The request
Tally up the lines where the string "triplet" appears; reply with the number only.

Data for the task
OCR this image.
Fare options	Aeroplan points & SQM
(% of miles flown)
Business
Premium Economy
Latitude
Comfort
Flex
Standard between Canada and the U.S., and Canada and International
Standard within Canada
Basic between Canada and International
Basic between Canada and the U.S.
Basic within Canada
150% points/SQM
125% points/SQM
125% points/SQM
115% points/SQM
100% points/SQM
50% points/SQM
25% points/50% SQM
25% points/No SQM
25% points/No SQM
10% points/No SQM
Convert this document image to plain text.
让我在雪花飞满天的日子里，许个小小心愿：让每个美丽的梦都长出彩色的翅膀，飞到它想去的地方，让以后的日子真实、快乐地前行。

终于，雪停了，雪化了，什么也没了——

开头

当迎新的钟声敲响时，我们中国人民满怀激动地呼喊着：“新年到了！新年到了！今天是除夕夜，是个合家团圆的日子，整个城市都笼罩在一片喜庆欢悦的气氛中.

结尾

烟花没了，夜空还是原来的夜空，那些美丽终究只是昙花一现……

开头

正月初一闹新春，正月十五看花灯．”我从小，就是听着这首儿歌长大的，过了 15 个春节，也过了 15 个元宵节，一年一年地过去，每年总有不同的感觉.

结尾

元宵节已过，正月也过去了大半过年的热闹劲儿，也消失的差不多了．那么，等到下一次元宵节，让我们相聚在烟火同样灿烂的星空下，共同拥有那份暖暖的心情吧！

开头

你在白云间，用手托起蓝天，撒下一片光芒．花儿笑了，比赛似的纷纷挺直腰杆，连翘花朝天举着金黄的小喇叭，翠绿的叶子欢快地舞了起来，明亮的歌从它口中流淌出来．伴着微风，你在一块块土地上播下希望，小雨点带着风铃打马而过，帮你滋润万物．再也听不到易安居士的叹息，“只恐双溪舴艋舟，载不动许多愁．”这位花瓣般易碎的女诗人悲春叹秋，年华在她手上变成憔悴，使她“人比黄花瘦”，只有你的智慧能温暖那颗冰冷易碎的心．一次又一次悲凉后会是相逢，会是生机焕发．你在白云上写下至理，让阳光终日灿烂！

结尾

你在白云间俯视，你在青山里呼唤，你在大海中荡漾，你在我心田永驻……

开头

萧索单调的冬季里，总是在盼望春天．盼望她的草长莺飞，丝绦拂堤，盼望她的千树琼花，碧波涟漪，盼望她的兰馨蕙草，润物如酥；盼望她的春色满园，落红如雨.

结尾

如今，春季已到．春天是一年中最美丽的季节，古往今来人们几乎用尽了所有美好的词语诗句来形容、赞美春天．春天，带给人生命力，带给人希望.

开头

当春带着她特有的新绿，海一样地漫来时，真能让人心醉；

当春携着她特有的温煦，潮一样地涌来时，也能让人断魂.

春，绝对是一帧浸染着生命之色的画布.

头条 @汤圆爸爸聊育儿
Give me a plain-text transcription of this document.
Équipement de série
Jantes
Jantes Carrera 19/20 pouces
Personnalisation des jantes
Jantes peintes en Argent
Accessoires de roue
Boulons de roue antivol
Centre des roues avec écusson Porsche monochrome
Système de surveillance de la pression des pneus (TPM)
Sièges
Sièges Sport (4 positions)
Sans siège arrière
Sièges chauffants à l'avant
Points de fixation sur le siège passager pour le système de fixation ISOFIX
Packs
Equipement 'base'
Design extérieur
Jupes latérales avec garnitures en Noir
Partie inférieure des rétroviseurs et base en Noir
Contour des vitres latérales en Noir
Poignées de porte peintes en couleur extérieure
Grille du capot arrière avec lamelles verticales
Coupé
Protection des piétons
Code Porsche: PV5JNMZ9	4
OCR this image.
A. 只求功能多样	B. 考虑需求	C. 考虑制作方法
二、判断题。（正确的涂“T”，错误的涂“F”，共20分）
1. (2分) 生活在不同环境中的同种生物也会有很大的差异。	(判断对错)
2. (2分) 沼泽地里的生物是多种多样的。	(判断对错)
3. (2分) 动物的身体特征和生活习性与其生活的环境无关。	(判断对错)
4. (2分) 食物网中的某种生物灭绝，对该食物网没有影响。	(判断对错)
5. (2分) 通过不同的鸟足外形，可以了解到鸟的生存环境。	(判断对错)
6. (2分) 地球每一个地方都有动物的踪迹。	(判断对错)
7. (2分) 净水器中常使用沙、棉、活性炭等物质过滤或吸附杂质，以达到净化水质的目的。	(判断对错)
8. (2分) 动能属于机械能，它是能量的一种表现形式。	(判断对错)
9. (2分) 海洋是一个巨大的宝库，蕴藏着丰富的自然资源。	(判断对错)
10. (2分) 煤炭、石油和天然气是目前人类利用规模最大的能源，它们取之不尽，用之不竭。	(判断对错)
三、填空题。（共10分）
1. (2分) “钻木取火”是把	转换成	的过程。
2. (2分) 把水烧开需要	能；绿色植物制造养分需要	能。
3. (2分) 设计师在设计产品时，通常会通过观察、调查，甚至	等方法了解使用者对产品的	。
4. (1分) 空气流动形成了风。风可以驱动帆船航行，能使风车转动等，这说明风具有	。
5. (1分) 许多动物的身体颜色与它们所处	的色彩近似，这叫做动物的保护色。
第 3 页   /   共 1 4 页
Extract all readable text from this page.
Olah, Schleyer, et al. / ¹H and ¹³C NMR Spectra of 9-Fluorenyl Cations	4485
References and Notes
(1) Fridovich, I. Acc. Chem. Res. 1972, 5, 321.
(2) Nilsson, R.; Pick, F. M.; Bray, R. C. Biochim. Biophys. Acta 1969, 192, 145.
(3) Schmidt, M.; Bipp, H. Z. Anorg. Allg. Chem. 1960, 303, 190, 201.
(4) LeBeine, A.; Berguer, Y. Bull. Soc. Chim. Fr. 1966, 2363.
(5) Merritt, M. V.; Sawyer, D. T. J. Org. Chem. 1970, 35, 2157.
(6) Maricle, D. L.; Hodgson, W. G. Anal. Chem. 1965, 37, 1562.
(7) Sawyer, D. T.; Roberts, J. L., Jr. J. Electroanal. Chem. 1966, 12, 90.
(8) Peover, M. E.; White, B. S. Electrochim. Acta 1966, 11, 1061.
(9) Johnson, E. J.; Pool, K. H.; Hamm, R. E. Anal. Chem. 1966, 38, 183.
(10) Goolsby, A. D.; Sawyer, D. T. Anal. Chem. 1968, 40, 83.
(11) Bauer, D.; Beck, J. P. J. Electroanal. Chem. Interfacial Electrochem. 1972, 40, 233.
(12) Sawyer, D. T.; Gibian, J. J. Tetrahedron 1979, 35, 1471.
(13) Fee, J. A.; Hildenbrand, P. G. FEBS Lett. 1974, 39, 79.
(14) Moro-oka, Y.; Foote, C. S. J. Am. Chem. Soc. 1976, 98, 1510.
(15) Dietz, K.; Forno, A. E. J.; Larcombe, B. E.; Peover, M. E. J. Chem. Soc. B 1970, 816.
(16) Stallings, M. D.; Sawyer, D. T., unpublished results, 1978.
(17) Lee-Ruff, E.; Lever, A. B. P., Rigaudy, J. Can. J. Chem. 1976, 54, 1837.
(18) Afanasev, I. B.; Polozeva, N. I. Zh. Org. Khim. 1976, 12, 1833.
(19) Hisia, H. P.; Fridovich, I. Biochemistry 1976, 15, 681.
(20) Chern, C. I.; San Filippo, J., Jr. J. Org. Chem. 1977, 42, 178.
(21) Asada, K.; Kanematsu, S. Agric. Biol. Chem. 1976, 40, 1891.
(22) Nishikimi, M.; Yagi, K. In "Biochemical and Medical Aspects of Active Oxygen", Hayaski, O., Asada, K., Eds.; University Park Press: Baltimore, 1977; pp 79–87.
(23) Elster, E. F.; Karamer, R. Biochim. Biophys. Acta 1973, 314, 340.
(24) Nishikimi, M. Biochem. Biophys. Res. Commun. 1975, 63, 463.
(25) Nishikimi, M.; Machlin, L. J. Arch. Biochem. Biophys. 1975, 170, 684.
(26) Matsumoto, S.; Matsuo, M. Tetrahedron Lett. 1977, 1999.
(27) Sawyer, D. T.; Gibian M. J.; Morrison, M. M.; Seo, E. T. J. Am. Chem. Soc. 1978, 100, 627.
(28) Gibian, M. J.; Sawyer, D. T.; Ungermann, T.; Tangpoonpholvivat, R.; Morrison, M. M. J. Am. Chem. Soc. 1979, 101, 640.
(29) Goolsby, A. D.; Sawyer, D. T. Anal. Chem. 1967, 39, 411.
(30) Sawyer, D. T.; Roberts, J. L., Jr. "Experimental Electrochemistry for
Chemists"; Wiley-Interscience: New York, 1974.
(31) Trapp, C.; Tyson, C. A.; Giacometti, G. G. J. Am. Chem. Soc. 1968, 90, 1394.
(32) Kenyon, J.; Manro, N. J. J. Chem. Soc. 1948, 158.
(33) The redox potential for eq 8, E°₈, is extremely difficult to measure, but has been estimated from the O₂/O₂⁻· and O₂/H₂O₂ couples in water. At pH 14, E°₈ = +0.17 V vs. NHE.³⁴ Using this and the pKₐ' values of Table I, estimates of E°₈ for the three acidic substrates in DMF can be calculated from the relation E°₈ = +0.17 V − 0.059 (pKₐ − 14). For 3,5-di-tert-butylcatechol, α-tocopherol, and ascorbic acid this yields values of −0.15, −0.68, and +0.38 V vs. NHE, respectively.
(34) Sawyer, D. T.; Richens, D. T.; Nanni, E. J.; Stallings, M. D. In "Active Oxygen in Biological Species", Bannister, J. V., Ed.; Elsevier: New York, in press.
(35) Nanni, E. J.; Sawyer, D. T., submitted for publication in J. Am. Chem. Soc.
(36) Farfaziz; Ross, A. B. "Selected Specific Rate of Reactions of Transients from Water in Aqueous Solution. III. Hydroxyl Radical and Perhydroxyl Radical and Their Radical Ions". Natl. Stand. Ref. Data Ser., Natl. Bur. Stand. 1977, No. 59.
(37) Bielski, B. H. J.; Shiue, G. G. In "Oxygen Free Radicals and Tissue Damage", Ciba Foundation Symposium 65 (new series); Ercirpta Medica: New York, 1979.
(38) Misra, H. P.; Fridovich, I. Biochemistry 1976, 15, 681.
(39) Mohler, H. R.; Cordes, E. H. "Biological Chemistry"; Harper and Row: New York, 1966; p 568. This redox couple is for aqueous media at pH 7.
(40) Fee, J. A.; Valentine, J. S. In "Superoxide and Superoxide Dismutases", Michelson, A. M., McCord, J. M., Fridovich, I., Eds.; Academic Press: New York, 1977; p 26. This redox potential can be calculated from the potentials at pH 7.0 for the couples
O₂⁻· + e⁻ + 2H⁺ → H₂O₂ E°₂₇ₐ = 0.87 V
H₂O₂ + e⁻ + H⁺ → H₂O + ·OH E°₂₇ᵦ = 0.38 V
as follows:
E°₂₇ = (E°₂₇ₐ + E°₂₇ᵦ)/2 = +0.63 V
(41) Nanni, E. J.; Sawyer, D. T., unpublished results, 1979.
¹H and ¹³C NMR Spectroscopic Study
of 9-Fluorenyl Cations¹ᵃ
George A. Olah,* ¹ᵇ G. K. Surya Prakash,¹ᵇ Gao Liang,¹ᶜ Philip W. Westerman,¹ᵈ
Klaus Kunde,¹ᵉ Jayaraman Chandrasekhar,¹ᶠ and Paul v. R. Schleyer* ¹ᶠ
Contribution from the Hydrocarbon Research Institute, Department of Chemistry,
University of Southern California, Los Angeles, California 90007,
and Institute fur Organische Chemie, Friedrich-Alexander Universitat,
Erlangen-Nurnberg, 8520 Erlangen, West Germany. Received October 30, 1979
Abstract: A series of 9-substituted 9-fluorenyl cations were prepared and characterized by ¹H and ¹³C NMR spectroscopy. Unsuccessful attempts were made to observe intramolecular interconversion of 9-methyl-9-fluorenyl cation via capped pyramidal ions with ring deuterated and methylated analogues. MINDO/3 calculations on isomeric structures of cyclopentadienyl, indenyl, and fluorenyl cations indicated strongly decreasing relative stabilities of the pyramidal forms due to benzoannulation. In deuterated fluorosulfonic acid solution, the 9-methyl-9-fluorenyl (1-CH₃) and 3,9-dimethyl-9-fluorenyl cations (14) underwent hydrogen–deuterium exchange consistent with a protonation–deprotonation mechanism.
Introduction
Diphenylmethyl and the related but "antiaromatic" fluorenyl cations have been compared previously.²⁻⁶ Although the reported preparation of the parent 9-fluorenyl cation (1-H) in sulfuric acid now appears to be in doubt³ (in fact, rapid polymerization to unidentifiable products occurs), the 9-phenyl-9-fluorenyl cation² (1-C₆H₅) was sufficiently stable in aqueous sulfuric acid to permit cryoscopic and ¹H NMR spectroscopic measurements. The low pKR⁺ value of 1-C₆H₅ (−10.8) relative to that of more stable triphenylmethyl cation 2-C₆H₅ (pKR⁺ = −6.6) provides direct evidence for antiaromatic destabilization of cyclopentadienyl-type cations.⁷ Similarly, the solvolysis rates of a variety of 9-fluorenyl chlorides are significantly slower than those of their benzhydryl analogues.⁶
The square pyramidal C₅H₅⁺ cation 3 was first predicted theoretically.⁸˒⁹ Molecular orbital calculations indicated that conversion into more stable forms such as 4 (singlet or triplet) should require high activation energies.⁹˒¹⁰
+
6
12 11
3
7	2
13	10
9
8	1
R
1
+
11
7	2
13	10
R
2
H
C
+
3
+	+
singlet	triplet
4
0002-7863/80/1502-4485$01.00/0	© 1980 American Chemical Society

Result
2